**WRITTEN PROBLEM**
Write the records below out again exactly as given, with no images.

**DATA SUPPLIED**

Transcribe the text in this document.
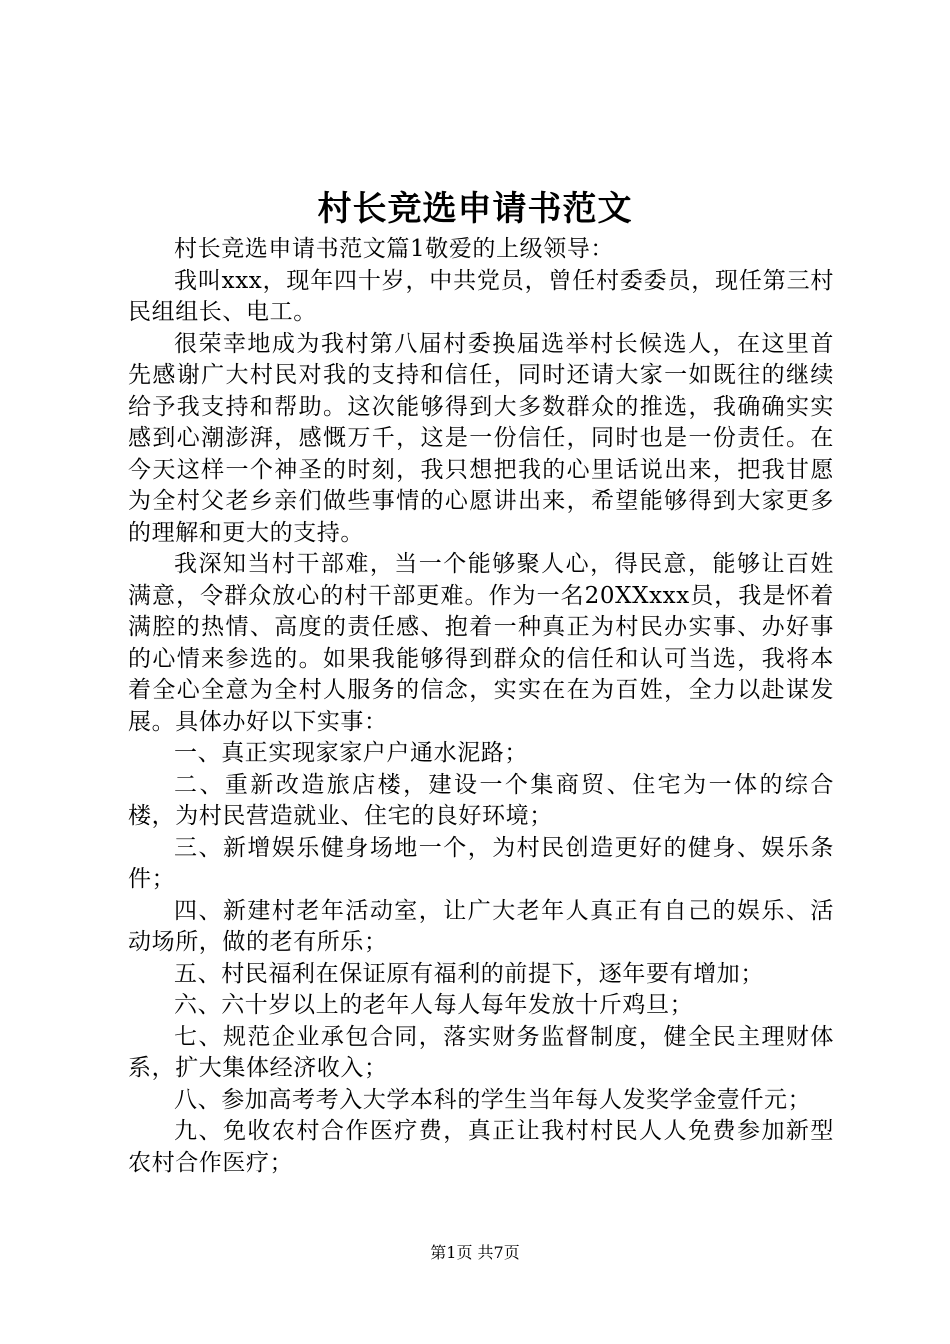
村长竞选申请书范文

村长竞选申请书范文篇1敬爱的上级领导：

我叫xxx，现年四十岁，中共党员，曾任村委委员，现任第三村民组组长、电工。

很荣幸地成为我村第八届村委换届选举村长候选人，在这里首先感谢广大村民对我的支持和信任，同时还请大家一如既往的继续给予我支持和帮助。这次能够得到大多数群众的推选，我确确实实感到心潮澎湃，感慨万千，这是一份信任，同时也是一份责任。在今天这样一个神圣的时刻，我只想把我的心里话说出来，把我甘愿为全村父老乡亲们做些事情的心愿讲出来，希望能够得到大家更多的理解和更大的支持。

我深知当村干部难，当一个能够聚人心，得民意，能够让百姓满意，令群众放心的村干部更难。作为一名20XXxxx员，我是怀着满腔的热情、高度的责任感、抱着一种真正为村民办实事、办好事的心情来参选的。如果我能够得到群众的信任和认可当选，我将本着全心全意为全村人服务的信念，实实在在为百姓，全力以赴谋发展。具体办好以下实事：

一、真正实现家家户户通水泥路；

二、重新改造旅店楼，建设一个集商贸、住宅为一体的综合楼，为村民营造就业、住宅的良好环境；

三、新增娱乐健身场地一个，为村民创造更好的健身、娱乐条件；

四、新建村老年活动室，让广大老年人真正有自己的娱乐、活动场所，做的老有所乐；

五、村民福利在保证原有福利的前提下，逐年要有增加；

六、六十岁以上的老年人每人每年发放十斤鸡旦；

七、规范企业承包合同，落实财务监督制度，健全民主理财体系，扩大集体经济收入；

八、参加高考考入大学本科的学生当年每人发奖学金壹仟元；

九、免收农村合作医疗费，真正让我村村民人人免费参加新型农村合作医疗；

第1页 共7页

**REPLY**
Transcribe the text in this document.
村长竞选申请书范文

村长竞选申请书范文篇1敬爱的上级领导：

我叫xxx，现年四十岁，中共党员，曾任村委委员，现任第三村民组组长、电工。

很荣幸地成为我村第八届村委换届选举村长候选人，在这里首先感谢广大村民对我的支持和信任，同时还请大家一如既往的继续给予我支持和帮助。这次能够得到大多数群众的推选，我确确实实感到心潮澎湃，感慨万千，这是一份信任，同时也是一份责任。在今天这样一个神圣的时刻，我只想把我的心里话说出来，把我甘愿为全村父老乡亲们做些事情的心愿讲出来，希望能够得到大家更多的理解和更大的支持。

我深知当村干部难，当一个能够聚人心，得民意，能够让百姓满意，令群众放心的村干部更难。作为一名20XXxxx员，我是怀着满腔的热情、高度的责任感、抱着一种真正为村民办实事、办好事的心情来参选的。如果我能够得到群众的信任和认可当选，我将本着全心全意为全村人服务的信念，实实在在为百姓，全力以赴谋发展。具体办好以下实事：

一、真正实现家家户户通水泥路；

二、重新改造旅店楼，建设一个集商贸、住宅为一体的综合楼，为村民营造就业、住宅的良好环境；

三、新增娱乐健身场地一个，为村民创造更好的健身、娱乐条件；

四、新建村老年活动室，让广大老年人真正有自己的娱乐、活动场所，做的老有所乐；

五、村民福利在保证原有福利的前提下，逐年要有增加；

六、六十岁以上的老年人每人每年发放十斤鸡旦；

七、规范企业承包合同，落实财务监督制度，健全民主理财体系，扩大集体经济收入；

八、参加高考考入大学本科的学生当年每人发奖学金壹仟元；

九、免收农村合作医疗费，真正让我村村民人人免费参加新型农村合作医疗；

第1页 共7页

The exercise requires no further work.